[start Passage given]
Data Structures

Centroid Decomposition

Halve the tree at every step — log N depth, distance queries in seconds

Centroid decomposition recursively splits a tree at its centroid — the node whose removal leaves balanced subtrees. The result is a recursion tree of depth log N, the basis for tree distance queries and divide-and-conquer on trees.

  • BuildO(N log N)
  • Centroid-tree depth≤ log₂ N
  • Distance queryO(log N) typical
  • Distance updateO(log N) per ancestor
  • MemoryO(N log N)
  • N = 10⁵~17 levels deep

Interactive visualization

Press play, or step through manually. The visualization is yours to drive — try it before reading on.

Open visualization fullscreen ↗

Watch the 60-second explainer

A condensed visual walkthrough — narrated, captioned, under a minute.

How centroid decomposition works

Consider a tree of N nodes. A centroid is a node whose removal partitions the remaining tree into subtrees each of size ≤ ⌊N/2⌋. Every tree has at least one centroid (sometimes two — adjacent — when the tree is even in size). You find it by computing subtree sizes from an arbitrary root, then walking toward the heaviest child until every remaining subtree has size ≤ N/2.

Centroid decomposition runs as a recursion:

  1. Find the centroid c of the current component.
  2. Make c a node of the centroid tree.
  3. Remove c. For each remaining component, recurse — the result becomes a child of c in the centroid tree.

The centroid tree has depth ≤ log₂ N because each recursive call at least halves component size. Crucially, the centroid tree is independent of the original tree's shape: a 10⁵-node linear path has a centroid tree of depth ~17, even though the original has depth 10⁵.

The key property: every path in the original tree passes through the centroid that becomes the lowest common ancestor of its endpoints in the centroid tree. That makes distance and counting problems decomposable — for each centroid c, look only at paths whose midpoint or LCA in the centroid tree is c.

Worked example — distance queries

Take a binary-tree-shaped tree of 15 nodes rooted at 1. The centroid sits somewhere near the middle — say node 4 — whose removal splits the tree into three roughly-7-node components. Inside each component find the local centroid (a node like 2 or 11), recurse, until every component has size 1.
[end Passage given]
[start Extracted data]
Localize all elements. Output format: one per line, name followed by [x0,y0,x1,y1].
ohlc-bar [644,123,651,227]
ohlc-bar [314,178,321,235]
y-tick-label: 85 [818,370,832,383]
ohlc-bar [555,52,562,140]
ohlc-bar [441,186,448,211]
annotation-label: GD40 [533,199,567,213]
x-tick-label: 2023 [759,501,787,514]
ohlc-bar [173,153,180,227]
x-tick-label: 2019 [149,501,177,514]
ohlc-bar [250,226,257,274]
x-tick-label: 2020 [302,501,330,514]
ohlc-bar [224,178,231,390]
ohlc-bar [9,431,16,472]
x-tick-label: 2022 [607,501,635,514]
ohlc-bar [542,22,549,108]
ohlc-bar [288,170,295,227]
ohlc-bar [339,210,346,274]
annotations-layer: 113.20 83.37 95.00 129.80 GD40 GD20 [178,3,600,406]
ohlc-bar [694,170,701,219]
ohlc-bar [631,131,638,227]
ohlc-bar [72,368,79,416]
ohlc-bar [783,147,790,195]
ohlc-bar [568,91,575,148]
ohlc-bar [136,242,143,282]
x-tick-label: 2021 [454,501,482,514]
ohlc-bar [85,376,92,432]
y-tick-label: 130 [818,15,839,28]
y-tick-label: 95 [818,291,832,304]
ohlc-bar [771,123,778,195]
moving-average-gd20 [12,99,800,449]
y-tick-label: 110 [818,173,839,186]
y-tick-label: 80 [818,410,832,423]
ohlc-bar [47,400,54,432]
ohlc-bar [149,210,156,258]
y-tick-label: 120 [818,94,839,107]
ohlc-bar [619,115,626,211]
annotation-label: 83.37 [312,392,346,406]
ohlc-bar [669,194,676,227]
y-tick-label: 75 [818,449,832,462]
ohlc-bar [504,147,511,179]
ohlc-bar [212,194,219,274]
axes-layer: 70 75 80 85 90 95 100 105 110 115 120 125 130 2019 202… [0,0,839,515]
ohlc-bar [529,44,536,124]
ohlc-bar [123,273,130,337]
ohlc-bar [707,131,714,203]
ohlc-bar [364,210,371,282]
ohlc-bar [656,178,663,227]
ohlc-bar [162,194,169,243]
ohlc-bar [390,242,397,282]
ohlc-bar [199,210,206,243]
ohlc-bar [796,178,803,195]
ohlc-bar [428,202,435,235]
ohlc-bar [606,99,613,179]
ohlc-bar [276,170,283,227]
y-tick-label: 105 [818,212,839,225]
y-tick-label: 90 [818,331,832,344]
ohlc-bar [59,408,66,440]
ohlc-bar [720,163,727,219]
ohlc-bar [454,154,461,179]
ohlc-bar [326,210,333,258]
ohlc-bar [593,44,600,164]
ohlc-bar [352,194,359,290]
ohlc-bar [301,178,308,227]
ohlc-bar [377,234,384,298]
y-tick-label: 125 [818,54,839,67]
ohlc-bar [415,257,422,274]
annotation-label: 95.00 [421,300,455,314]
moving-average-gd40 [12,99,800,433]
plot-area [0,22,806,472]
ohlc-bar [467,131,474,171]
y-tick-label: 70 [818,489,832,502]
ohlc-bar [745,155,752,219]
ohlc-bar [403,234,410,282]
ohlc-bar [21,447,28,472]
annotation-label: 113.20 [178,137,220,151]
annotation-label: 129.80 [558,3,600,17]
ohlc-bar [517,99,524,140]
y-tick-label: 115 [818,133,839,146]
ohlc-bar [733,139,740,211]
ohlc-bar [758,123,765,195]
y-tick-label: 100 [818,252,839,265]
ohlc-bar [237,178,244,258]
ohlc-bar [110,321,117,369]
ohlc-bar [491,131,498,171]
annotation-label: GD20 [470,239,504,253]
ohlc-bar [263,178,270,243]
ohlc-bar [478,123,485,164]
[end Extracted data]
§ **Set task**: Please answer from the centroid decomposition page: why is the depth of the centroid tree at most log₂ N?

§ **The reply**: Each recursive call at least halves the component size.